# [Data records]
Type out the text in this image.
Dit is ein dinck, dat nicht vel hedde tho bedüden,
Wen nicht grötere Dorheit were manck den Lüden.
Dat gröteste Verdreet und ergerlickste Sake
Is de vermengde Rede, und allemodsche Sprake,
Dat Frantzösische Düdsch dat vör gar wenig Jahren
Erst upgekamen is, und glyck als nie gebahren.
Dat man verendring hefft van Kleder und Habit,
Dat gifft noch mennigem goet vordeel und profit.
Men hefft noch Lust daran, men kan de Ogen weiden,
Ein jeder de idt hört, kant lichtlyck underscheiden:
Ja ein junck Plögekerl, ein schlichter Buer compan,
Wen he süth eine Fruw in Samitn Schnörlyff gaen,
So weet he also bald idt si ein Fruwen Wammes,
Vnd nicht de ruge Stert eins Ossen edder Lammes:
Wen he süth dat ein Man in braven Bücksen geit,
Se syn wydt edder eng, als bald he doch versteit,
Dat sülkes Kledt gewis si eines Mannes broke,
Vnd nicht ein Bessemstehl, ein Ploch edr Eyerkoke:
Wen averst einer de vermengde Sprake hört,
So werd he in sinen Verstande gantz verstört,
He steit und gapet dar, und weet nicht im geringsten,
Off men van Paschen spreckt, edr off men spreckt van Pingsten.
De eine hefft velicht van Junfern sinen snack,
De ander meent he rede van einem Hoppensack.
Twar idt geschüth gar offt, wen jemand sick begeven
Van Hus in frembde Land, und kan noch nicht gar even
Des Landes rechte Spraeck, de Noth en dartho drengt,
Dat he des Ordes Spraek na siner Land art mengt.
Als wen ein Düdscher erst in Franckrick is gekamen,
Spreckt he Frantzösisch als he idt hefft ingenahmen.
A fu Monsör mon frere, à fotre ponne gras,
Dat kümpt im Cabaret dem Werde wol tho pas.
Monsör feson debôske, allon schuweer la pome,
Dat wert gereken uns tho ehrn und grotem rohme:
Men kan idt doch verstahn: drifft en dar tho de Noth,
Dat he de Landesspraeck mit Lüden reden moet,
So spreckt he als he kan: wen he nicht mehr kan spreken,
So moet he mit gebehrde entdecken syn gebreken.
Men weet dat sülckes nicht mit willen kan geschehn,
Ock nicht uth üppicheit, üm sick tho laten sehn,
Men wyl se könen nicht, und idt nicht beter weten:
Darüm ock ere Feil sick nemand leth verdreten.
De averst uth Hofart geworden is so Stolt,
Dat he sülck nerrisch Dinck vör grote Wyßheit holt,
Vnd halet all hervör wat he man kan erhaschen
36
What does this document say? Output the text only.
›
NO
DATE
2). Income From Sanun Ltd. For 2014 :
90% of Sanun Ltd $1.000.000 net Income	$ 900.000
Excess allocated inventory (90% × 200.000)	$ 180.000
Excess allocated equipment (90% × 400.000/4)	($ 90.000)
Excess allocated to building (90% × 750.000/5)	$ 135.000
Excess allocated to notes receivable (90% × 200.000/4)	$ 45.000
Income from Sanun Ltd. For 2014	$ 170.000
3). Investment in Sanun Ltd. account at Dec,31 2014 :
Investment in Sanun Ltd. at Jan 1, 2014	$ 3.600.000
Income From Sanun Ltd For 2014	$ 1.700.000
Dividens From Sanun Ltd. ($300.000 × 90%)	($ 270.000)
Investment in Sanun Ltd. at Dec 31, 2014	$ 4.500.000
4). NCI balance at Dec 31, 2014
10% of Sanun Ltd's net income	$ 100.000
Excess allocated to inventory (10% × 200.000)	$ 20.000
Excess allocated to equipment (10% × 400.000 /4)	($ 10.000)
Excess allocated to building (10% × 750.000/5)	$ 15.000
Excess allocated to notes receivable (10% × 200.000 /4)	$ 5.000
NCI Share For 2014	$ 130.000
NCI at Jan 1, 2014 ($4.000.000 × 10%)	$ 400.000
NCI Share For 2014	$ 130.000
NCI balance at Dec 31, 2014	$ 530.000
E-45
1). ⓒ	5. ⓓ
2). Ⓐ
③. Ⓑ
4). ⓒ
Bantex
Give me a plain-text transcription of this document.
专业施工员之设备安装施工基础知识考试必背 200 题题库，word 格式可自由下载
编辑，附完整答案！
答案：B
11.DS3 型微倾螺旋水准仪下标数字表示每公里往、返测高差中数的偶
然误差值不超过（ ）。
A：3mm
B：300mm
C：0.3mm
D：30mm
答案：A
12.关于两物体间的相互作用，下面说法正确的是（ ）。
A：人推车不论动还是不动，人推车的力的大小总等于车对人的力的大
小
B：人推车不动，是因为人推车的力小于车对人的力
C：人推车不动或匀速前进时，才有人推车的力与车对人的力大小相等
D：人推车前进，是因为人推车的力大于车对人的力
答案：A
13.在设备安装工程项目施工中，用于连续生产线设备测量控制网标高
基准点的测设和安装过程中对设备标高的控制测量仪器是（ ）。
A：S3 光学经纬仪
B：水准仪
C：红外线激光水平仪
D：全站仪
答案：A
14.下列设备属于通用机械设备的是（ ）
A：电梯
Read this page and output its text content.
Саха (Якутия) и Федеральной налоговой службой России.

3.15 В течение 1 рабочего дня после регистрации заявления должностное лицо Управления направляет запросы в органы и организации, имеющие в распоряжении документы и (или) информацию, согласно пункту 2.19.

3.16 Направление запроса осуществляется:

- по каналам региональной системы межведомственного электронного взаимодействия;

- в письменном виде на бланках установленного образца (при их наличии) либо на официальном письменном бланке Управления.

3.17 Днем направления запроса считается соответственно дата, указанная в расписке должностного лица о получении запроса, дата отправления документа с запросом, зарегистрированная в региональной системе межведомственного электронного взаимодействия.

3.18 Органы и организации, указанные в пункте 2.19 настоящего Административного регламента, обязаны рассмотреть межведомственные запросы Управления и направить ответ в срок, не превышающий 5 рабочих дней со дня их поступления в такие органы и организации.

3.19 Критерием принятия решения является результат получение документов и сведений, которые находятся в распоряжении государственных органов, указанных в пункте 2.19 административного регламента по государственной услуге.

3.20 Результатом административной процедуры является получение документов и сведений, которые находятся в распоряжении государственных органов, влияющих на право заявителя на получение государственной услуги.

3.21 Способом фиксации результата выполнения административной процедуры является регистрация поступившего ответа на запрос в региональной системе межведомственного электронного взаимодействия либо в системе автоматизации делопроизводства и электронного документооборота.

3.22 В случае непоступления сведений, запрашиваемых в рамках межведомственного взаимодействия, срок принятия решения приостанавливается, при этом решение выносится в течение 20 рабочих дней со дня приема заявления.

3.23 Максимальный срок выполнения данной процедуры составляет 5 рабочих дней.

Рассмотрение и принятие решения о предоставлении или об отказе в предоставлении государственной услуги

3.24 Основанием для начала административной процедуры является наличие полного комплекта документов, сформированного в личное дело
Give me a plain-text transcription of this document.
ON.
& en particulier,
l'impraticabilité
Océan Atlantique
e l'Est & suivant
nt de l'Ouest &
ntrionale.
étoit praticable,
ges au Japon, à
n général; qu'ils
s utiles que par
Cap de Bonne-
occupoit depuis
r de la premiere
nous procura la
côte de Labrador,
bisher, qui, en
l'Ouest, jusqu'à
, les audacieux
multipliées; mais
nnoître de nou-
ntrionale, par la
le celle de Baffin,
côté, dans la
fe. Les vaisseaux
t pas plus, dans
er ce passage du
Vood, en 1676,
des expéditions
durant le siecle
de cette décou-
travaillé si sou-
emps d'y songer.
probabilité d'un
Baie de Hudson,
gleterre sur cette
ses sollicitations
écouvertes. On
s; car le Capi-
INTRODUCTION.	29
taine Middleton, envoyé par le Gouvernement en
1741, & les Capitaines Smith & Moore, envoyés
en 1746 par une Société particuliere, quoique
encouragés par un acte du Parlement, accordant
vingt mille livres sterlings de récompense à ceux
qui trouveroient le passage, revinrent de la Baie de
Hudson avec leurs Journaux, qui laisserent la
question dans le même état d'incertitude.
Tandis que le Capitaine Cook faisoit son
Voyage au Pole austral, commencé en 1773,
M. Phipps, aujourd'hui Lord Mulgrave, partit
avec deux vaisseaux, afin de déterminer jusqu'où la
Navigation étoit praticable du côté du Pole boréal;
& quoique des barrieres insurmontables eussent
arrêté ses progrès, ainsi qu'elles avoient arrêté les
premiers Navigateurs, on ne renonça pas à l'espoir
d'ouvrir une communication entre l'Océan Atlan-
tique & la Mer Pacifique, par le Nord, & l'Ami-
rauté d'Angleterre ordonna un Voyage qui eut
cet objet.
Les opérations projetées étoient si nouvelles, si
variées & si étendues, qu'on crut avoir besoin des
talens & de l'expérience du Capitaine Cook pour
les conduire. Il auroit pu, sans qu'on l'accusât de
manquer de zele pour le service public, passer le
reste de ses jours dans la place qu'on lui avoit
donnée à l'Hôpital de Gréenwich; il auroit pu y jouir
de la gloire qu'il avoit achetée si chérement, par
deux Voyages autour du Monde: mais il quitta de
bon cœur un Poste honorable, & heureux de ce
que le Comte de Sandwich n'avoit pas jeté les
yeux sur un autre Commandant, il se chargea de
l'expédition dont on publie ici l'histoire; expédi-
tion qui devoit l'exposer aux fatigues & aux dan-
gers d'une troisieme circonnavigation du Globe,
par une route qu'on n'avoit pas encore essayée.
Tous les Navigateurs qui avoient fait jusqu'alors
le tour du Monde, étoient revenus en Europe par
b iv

# [Task details]
Gather up, from the records above, each line where the word "Lüden" appears.

# [Output for this exercise]
Wen nicht grötere Dorheit were manck den Lüden.
Dat he de Landesspraeck mit Lüden reden moet,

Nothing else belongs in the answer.